(Stored items)
——

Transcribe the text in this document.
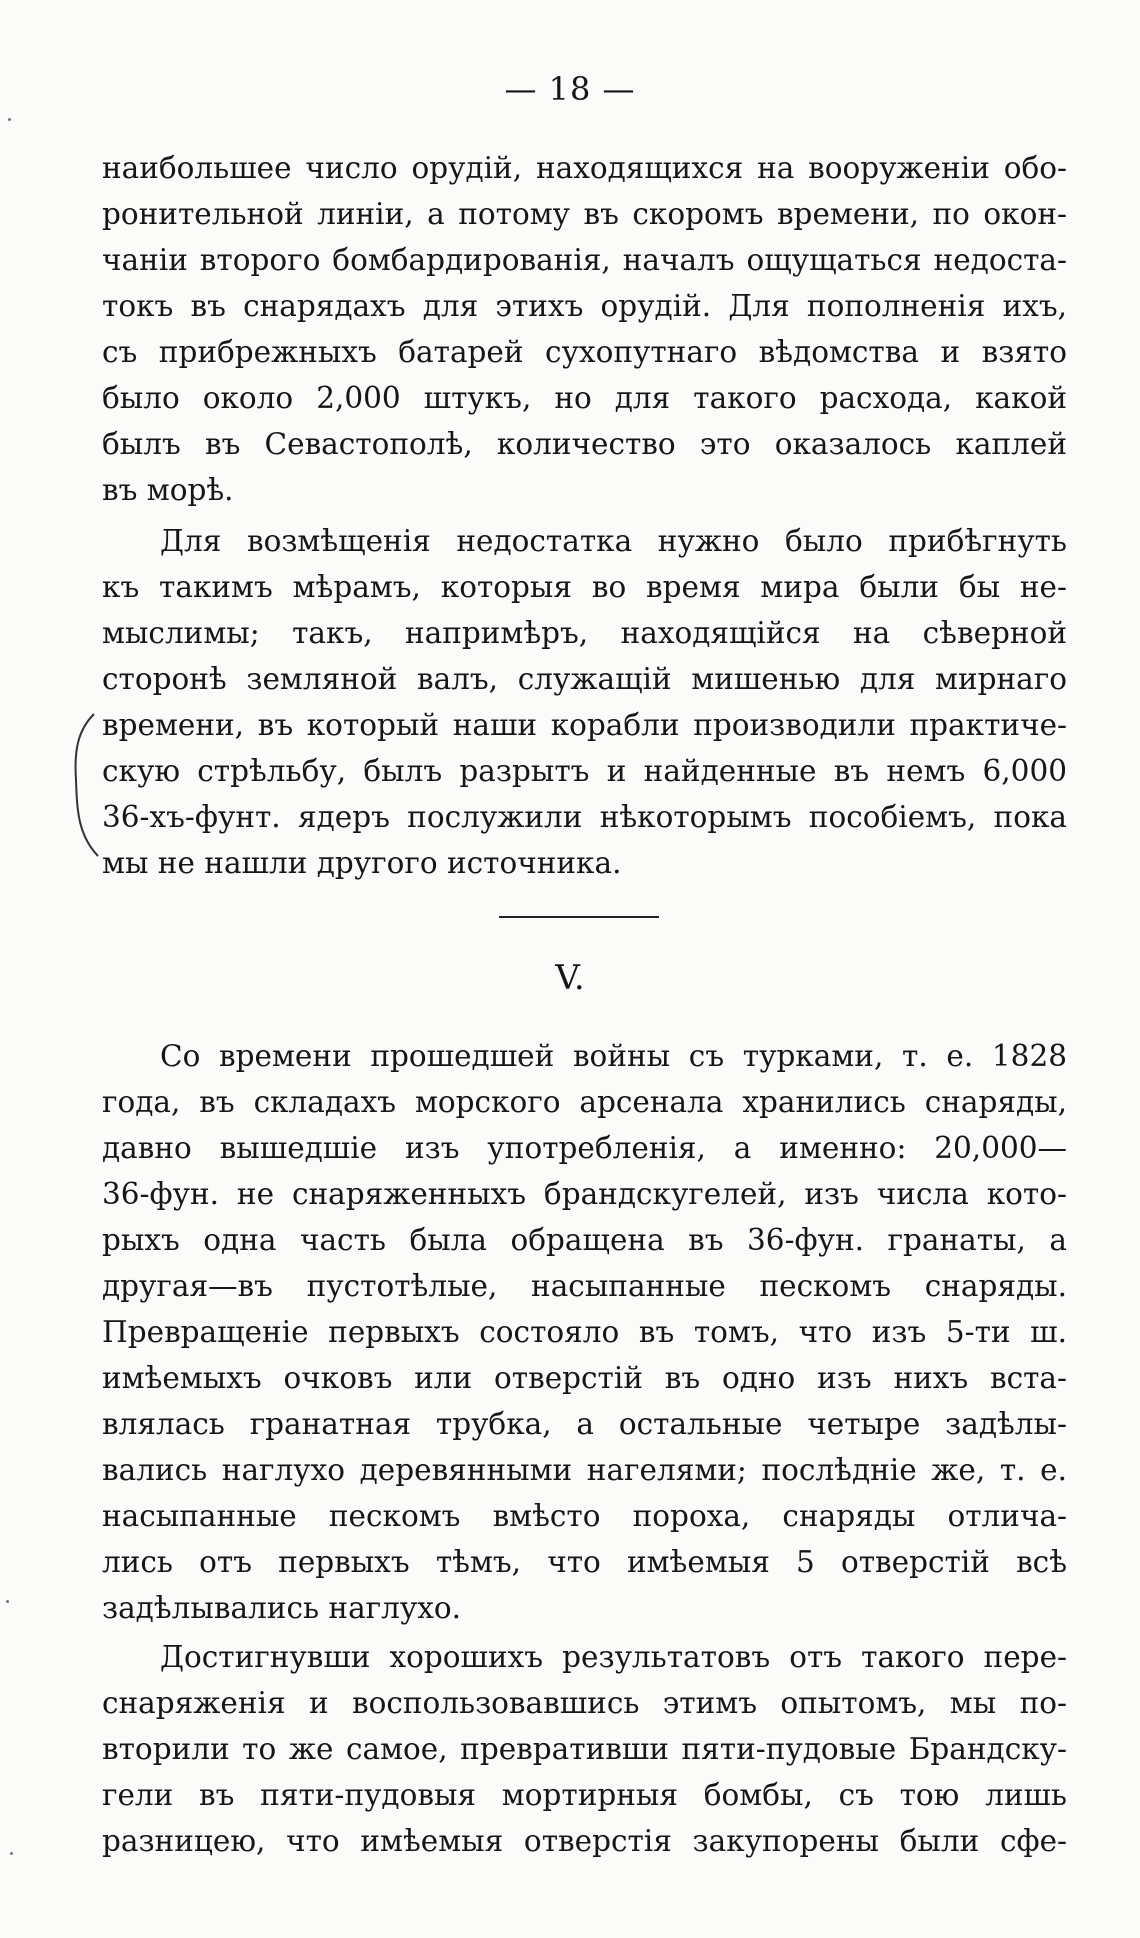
— 18 —
наибольшее число орудій, находящихся на вооруженіи обо-
ронительной линіи, а потому въ скоромъ времени, по окон-
чаніи второго бомбардированія, началъ ощущаться недоста-
токъ въ снарядахъ для этихъ орудій. Для пополненія ихъ,
съ прибрежныхъ батарей сухопутнаго вѣдомства и взято
было около 2,000 штукъ, но для такого расхода, какой
былъ въ Севастополѣ, количество это оказалось каплей
въ морѣ.
Для возмѣщенія недостатка нужно было прибѣгнуть
къ такимъ мѣрамъ, которыя во время мира были бы не-
мыслимы; такъ, напримѣръ, находящійся на сѣверной
сторонѣ земляной валъ, служащій мишенью для мирнаго
времени, въ который наши корабли производили практиче-
скую стрѣльбу, былъ разрытъ и найденные въ немъ 6,000
36-хъ-фунт. ядеръ послужили нѣкоторымъ пособіемъ, пока
мы не нашли другого источника.
V.
Со времени прошедшей войны съ турками, т. е. 1828
года, въ складахъ морского арсенала хранились снаряды,
давно вышедшіе изъ употребленія, а именно: 20,000—
36-фун. не снаряженныхъ брандскугелей, изъ числа кото-
рыхъ одна часть была обращена въ 36-фун. гранаты, а
другая—въ пустотѣлые, насыпанные пескомъ снаряды.
Превращеніе первыхъ состояло въ томъ, что изъ 5-ти ш.
имѣемыхъ очковъ или отверстій въ одно изъ нихъ вста-
влялась гранатная трубка, а остальные четыре задѣлы-
вались наглухо деревянными нагелями; послѣдніе же, т. е.
насыпанные пескомъ вмѣсто пороха, снаряды отлича-
лись отъ первыхъ тѣмъ, что имѣемыя 5 отверстій всѣ
задѣлывались наглухо.
Достигнувши хорошихъ результатовъ отъ такого пере-
снаряженія и воспользовавшись этимъ опытомъ, мы по-
вторили то же самое, превративши пяти-пудовые Брандску-
гели въ пяти-пудовыя мортирныя бомбы, съ тою лишь
разницею, что имѣемыя отверстія закупорены были сфе-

——

● **Written exercise**:
Quote every line word for word and keep the images out of the copy.

● **Task result**:
Transcribe the text in this document.
— 18 —
наибольшее число орудій, находящихся на вооруженіи обо-
ронительной линіи, а потому въ скоромъ времени, по окон-
чаніи второго бомбардированія, началъ ощущаться недоста-
токъ въ снарядахъ для этихъ орудій. Для пополненія ихъ,
съ прибрежныхъ батарей сухопутнаго вѣдомства и взято
было около 2,000 штукъ, но для такого расхода, какой
былъ въ Севастополѣ, количество это оказалось каплей
въ морѣ.
Для возмѣщенія недостатка нужно было прибѣгнуть
къ такимъ мѣрамъ, которыя во время мира были бы не-
мыслимы; такъ, напримѣръ, находящійся на сѣверной
сторонѣ земляной валъ, служащій мишенью для мирнаго
времени, въ который наши корабли производили практиче-
скую стрѣльбу, былъ разрытъ и найденные въ немъ 6,000
36-хъ-фунт. ядеръ послужили нѣкоторымъ пособіемъ, пока
мы не нашли другого источника.
V.
Со времени прошедшей войны съ турками, т. е. 1828
года, въ складахъ морского арсенала хранились снаряды,
давно вышедшіе изъ употребленія, а именно: 20,000—
36-фун. не снаряженныхъ брандскугелей, изъ числа кото-
рыхъ одна часть была обращена въ 36-фун. гранаты, а
другая—въ пустотѣлые, насыпанные пескомъ снаряды.
Превращеніе первыхъ состояло въ томъ, что изъ 5-ти ш.
имѣемыхъ очковъ или отверстій въ одно изъ нихъ вста-
влялась гранатная трубка, а остальные четыре задѣлы-
вались наглухо деревянными нагелями; послѣдніе же, т. е.
насыпанные пескомъ вмѣсто пороха, снаряды отлича-
лись отъ первыхъ тѣмъ, что имѣемыя 5 отверстій всѣ
задѣлывались наглухо.
Достигнувши хорошихъ результатовъ отъ такого пере-
снаряженія и воспользовавшись этимъ опытомъ, мы по-
вторили то же самое, превративши пяти-пудовые Брандску-
гели въ пяти-пудовыя мортирныя бомбы, съ тою лишь
разницею, что имѣемыя отверстія закупорены были сфе-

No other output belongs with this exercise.